**Material provided:**
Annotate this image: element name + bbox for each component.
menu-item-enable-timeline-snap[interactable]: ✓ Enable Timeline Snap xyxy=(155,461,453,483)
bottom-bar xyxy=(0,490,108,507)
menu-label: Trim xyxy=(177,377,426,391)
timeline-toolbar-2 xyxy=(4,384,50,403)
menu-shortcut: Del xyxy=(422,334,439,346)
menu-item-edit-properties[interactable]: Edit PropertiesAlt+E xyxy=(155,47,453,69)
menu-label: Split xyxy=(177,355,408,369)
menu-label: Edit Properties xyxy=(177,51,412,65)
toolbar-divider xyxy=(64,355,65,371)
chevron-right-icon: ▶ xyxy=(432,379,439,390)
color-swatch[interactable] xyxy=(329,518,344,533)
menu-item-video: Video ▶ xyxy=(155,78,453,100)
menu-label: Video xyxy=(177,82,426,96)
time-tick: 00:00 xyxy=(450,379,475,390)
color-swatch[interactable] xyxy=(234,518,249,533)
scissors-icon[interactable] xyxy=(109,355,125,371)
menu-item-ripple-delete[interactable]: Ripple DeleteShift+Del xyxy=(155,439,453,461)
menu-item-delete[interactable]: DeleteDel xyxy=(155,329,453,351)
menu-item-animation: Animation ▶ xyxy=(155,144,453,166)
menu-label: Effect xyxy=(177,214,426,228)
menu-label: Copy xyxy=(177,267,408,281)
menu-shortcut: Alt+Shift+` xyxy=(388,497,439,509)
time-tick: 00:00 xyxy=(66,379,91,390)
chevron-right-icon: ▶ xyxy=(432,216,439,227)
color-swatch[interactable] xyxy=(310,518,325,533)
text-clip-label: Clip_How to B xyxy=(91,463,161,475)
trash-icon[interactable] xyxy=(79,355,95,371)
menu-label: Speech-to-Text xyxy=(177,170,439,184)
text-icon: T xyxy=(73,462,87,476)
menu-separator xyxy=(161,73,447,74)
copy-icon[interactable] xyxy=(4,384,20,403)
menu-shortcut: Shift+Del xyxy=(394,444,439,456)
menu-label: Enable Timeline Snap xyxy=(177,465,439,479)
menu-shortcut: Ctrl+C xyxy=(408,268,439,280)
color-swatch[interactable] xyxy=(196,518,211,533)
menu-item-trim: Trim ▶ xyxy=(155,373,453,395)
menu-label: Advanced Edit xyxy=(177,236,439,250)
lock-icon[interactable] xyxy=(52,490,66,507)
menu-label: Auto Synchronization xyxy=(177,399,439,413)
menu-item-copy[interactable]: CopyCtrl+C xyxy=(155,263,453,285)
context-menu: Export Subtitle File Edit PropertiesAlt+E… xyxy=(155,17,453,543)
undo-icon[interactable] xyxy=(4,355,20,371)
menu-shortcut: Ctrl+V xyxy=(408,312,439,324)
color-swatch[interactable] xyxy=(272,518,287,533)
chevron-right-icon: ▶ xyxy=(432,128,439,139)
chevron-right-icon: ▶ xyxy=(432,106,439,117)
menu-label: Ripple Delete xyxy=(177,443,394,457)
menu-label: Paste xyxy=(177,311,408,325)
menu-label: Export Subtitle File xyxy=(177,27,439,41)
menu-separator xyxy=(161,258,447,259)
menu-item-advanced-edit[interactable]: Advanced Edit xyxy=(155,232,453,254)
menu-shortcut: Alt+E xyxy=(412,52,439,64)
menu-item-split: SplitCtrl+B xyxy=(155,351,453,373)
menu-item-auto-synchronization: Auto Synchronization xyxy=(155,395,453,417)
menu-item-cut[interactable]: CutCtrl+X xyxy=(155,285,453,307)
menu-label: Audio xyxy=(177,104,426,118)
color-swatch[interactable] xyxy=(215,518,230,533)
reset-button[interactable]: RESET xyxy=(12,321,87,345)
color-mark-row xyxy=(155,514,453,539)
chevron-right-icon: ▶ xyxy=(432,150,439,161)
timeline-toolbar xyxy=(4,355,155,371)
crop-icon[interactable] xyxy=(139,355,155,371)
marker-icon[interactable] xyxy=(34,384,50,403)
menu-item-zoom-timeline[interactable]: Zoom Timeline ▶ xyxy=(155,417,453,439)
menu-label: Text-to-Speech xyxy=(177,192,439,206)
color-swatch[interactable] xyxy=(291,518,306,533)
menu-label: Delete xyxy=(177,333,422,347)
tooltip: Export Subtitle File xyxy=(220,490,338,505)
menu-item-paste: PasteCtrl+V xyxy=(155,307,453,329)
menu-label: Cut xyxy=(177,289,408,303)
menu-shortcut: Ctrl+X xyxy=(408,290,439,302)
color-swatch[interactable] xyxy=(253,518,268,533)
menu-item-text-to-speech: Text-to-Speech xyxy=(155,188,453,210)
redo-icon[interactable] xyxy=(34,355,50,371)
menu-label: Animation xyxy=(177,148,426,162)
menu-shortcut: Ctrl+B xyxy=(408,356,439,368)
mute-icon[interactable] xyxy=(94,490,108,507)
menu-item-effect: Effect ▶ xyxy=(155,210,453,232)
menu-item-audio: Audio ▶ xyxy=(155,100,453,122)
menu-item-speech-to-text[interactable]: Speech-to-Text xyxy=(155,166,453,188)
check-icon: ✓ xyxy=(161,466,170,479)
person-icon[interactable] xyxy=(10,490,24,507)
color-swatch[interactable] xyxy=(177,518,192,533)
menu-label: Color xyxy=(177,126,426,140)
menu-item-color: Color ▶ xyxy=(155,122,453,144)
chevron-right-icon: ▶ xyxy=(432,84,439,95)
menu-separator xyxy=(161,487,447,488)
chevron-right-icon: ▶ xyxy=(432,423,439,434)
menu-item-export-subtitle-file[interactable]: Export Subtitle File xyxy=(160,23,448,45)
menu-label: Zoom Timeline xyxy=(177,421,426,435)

**Work to do:** In the records above, find every line that contains the string "right" and copy each one.

**Task output:**
chevron-right-icon: ▶ xyxy=(432,379,439,390)
chevron-right-icon: ▶ xyxy=(432,216,439,227)
chevron-right-icon: ▶ xyxy=(432,128,439,139)
chevron-right-icon: ▶ xyxy=(432,106,439,117)
chevron-right-icon: ▶ xyxy=(432,150,439,161)
chevron-right-icon: ▶ xyxy=(432,84,439,95)
chevron-right-icon: ▶ xyxy=(432,423,439,434)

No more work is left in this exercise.